» **Exercise instructions**: Gather up every line that includes the string "N₁₂₀".
### Raw data ###
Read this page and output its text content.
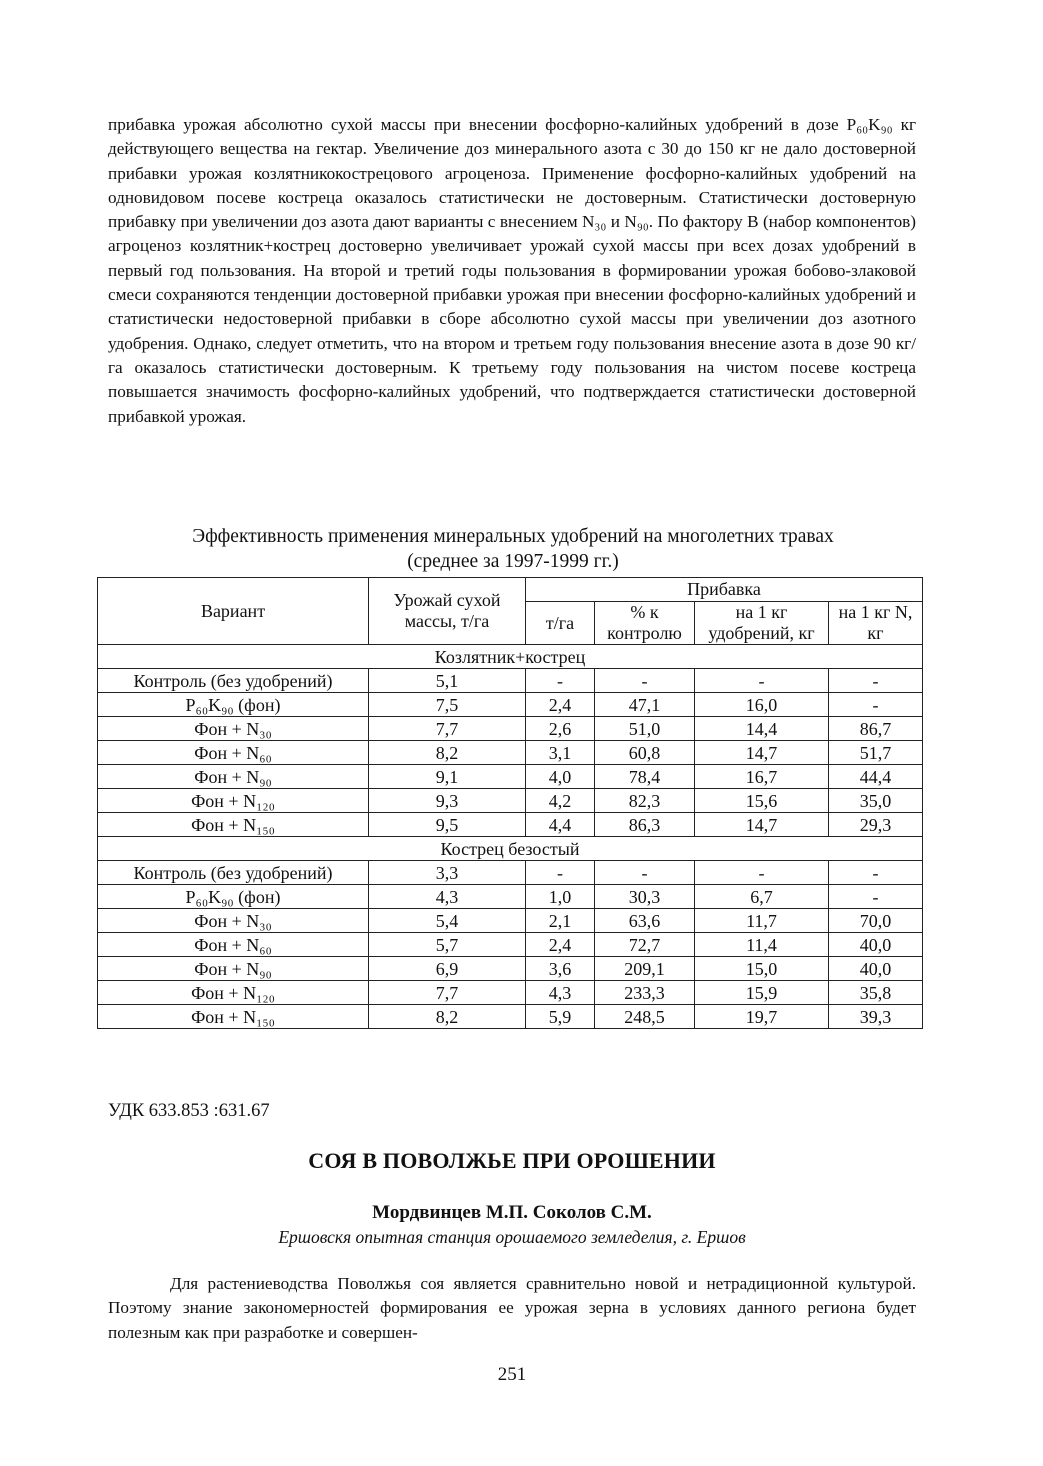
прибавка урожая абсолютно сухой массы при внесении фосфорно-калийных удобрений в дозе P₆₀K₉₀ кг действующего вещества на гектар. Увеличение доз минерального азота с 30 до 150 кг не дало достоверной прибавки урожая козлятникокострецового агроценоза. Применение фосфорно-калийных удобрений на одновидовом посеве костреца оказалось статистически не достоверным. Статистически достоверную прибавку при увеличении доз азота дают варианты с внесением N₃₀ и N₉₀. По фактору В (набор компонентов) агроценоз козлятник+кострец достоверно увеличивает урожай сухой массы при всех дозах удобрений в первый год пользования. На второй и третий годы пользования в формировании урожая бобово-злаковой смеси сохраняются тенденции достоверной прибавки урожая при внесении фосфорно-калийных удобрений и статистически недостоверной прибавки в сборе абсолютно сухой массы при увеличении доз азотного удобрения. Однако, следует отметить, что на втором и третьем году пользования внесение азота в дозе 90 кг/га оказалось статистически достоверным. К третьему году пользования на чистом посеве костреца повышается значимость фосфорно-калийных удобрений, что подтверждается статистически достоверной прибавкой урожая.

Эффективность применения минеральных удобрений на многолетних травах
(среднее за 1997-1999 гг.)
Вариант	Урожай сухой массы, т/га	Прибавка			
		т/га	% к контролю	на 1 кг удобрений, кг	на 1 кг N, кг
Козлятник+кострец					
Контроль (без удобрений)	5,1	-	-	-	-
P₆₀K₉₀ (фон)	7,5	2,4	47,1	16,0	-
Фон + N₃₀	7,7	2,6	51,0	14,4	86,7
Фон + N₆₀	8,2	3,1	60,8	14,7	51,7
Фон + N₉₀	9,1	4,0	78,4	16,7	44,4
Фон + N₁₂₀	9,3	4,2	82,3	15,6	35,0
Фон + N₁₅₀	9,5	4,4	86,3	14,7	29,3
Кострец безостый					
Контроль (без удобрений)	3,3	-	-	-	-
P₆₀K₉₀ (фон)	4,3	1,0	30,3	6,7	-
Фон + N₃₀	5,4	2,1	63,6	11,7	70,0
Фон + N₆₀	5,7	2,4	72,7	11,4	40,0
Фон + N₉₀	6,9	3,6	209,1	15,0	40,0
Фон + N₁₂₀	7,7	4,3	233,3	15,9	35,8
Фон + N₁₅₀	8,2	5,9	248,5	19,7	39,3
УДК 633.853 :631.67
СОЯ В ПОВОЛЖЬЕ ПРИ ОРОШЕНИИ
Мордвинцев М.П. Соколов С.М.
Ершовскя опытная станция орошаемого земледелия, г. Ершов

Для растениеводства Поволжья соя является сравнительно новой и нетрадиционной культурой. Поэтому знание закономерностей формирования ее урожая зерна в условиях данного региона будет полезным как при разработке и совершен-

251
###
» **Exercise response**:
Фон + N₁₂₀	9,3	4,2	82,3	15,6	35,0
Фон + N₁₂₀	7,7	4,3	233,3	15,9	35,8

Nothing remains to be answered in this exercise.